__INSTRUCTIONS FOR THE TASK__
Find each line with the string "high" and copy it.

[INPUT start]

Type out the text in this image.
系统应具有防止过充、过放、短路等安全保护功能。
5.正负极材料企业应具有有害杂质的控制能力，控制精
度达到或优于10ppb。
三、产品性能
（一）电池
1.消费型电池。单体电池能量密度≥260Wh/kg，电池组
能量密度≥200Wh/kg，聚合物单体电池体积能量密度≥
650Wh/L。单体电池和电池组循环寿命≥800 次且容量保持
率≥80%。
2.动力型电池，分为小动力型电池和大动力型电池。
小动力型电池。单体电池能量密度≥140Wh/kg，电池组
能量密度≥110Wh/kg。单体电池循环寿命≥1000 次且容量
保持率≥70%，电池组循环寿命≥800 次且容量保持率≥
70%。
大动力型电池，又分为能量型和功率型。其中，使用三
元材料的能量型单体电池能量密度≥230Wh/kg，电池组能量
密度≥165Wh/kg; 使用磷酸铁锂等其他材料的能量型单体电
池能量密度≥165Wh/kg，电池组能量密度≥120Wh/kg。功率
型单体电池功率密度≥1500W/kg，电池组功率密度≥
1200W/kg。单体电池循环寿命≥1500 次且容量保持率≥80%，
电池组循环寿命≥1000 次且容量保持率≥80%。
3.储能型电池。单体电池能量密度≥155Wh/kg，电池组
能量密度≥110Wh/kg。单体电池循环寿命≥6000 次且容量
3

[INPUT end]
[INPUT start]

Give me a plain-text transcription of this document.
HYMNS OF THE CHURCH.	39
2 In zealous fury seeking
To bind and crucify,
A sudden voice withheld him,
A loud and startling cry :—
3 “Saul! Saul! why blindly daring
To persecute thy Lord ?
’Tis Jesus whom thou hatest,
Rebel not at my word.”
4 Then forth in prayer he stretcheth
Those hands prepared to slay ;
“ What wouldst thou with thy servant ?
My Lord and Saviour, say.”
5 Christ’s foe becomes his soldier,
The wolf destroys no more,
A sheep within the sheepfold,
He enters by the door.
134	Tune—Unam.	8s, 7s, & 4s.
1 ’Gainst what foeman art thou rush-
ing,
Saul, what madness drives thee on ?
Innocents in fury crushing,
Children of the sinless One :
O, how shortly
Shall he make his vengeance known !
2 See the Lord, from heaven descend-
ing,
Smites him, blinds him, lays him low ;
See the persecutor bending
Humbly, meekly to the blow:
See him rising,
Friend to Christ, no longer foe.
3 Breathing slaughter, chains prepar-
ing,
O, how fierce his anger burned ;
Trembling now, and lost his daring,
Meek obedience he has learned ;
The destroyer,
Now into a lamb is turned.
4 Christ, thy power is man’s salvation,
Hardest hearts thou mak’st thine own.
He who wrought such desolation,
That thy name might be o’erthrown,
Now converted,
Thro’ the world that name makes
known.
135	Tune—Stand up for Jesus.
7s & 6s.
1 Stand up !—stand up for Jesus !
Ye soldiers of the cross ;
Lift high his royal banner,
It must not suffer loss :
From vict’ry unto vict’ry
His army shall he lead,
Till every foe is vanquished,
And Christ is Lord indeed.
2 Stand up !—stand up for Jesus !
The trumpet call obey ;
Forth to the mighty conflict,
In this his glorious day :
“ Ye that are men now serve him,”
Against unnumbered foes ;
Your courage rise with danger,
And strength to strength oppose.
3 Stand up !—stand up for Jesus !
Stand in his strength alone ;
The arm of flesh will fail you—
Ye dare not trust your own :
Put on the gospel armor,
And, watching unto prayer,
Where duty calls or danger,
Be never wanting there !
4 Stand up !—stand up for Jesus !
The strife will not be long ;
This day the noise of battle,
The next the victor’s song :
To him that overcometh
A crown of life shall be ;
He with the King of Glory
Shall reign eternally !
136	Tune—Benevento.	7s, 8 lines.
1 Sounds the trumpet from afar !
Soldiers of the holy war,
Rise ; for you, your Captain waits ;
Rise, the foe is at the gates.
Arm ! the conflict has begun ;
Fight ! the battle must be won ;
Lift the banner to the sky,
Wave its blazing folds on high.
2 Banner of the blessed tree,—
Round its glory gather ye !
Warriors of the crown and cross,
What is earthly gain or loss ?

[INPUT end]

__RESULT OF THIS EXERCISE__
Lift high his royal banner,
Wave its blazing folds on high.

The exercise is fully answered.